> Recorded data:
╔══

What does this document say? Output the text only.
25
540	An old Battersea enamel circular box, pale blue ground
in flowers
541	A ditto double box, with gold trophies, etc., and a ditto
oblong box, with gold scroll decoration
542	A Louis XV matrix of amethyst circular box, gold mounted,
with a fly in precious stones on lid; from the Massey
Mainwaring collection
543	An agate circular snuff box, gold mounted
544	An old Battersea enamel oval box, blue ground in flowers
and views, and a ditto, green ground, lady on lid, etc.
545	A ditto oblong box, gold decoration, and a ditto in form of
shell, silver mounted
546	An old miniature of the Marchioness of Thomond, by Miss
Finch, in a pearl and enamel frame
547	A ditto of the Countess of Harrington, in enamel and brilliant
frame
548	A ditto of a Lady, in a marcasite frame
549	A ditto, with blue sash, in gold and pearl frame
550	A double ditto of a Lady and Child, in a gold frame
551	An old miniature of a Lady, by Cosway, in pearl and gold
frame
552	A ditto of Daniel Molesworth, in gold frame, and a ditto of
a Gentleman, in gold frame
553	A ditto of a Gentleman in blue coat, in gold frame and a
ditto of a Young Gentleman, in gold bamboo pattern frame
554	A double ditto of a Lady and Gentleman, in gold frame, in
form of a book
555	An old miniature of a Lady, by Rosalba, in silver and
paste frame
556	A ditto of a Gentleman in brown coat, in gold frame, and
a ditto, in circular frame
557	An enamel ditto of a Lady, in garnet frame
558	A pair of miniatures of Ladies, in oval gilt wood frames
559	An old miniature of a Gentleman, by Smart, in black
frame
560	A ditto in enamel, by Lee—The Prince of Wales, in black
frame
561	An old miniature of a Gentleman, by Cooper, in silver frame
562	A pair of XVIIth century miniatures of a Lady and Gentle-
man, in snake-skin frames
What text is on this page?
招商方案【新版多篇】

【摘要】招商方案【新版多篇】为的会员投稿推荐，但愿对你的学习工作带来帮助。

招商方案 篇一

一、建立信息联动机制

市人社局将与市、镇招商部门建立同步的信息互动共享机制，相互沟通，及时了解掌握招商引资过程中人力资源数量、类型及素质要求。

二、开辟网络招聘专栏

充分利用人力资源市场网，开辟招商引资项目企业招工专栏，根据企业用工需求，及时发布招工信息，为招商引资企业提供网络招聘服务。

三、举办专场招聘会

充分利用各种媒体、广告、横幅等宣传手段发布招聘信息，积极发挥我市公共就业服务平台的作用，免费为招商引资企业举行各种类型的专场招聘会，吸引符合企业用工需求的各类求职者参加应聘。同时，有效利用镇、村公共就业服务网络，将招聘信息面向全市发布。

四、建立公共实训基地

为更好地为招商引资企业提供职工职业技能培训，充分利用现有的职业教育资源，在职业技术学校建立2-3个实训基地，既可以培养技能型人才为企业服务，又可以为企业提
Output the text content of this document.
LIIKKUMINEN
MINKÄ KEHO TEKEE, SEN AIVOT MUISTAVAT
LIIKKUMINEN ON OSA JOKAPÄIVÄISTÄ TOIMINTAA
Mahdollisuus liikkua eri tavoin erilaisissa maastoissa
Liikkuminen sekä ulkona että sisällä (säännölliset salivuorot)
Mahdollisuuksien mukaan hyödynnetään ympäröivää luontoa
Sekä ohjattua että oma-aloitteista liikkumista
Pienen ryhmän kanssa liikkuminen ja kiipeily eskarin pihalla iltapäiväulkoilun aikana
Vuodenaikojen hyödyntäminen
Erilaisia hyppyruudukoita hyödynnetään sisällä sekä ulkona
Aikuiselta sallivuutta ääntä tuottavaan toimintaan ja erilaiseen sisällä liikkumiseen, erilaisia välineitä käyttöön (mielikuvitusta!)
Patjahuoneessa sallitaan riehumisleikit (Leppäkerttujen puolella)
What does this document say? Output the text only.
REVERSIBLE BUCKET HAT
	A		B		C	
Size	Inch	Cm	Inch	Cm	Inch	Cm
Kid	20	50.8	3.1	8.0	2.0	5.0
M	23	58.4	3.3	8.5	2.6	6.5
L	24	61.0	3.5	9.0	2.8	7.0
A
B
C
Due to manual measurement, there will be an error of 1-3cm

╚══

Only the lines from the one containing "What text is on this page?" to the end of the listing belong in the output, each reproduced exactly.

> Correct response:
What text is on this page?
招商方案【新版多篇】

【摘要】招商方案【新版多篇】为的会员投稿推荐，但愿对你的学习工作带来帮助。

招商方案 篇一

一、建立信息联动机制

市人社局将与市、镇招商部门建立同步的信息互动共享机制，相互沟通，及时了解掌握招商引资过程中人力资源数量、类型及素质要求。

二、开辟网络招聘专栏

充分利用人力资源市场网，开辟招商引资项目企业招工专栏，根据企业用工需求，及时发布招工信息，为招商引资企业提供网络招聘服务。

三、举办专场招聘会

充分利用各种媒体、广告、横幅等宣传手段发布招聘信息，积极发挥我市公共就业服务平台的作用，免费为招商引资企业举行各种类型的专场招聘会，吸引符合企业用工需求的各类求职者参加应聘。同时，有效利用镇、村公共就业服务网络，将招聘信息面向全市发布。

四、建立公共实训基地

为更好地为招商引资企业提供职工职业技能培训，充分利用现有的职业教育资源，在职业技术学校建立2-3个实训基地，既可以培养技能型人才为企业服务，又可以为企业提
Output the text content of this document.
LIIKKUMINEN
MINKÄ KEHO TEKEE, SEN AIVOT MUISTAVAT
LIIKKUMINEN ON OSA JOKAPÄIVÄISTÄ TOIMINTAA
Mahdollisuus liikkua eri tavoin erilaisissa maastoissa
Liikkuminen sekä ulkona että sisällä (säännölliset salivuorot)
Mahdollisuuksien mukaan hyödynnetään ympäröivää luontoa
Sekä ohjattua että oma-aloitteista liikkumista
Pienen ryhmän kanssa liikkuminen ja kiipeily eskarin pihalla iltapäiväulkoilun aikana
Vuodenaikojen hyödyntäminen
Erilaisia hyppyruudukoita hyödynnetään sisällä sekä ulkona
Aikuiselta sallivuutta ääntä tuottavaan toimintaan ja erilaiseen sisällä liikkumiseen, erilaisia välineitä käyttöön (mielikuvitusta!)
Patjahuoneessa sallitaan riehumisleikit (Leppäkerttujen puolella)
What does this document say? Output the text only.
REVERSIBLE BUCKET HAT
	A		B		C	
Size	Inch	Cm	Inch	Cm	Inch	Cm
Kid	20	50.8	3.1	8.0	2.0	5.0
M	23	58.4	3.3	8.5	2.6	6.5
L	24	61.0	3.5	9.0	2.8	7.0
A
B
C
Due to manual measurement, there will be an error of 1-3cm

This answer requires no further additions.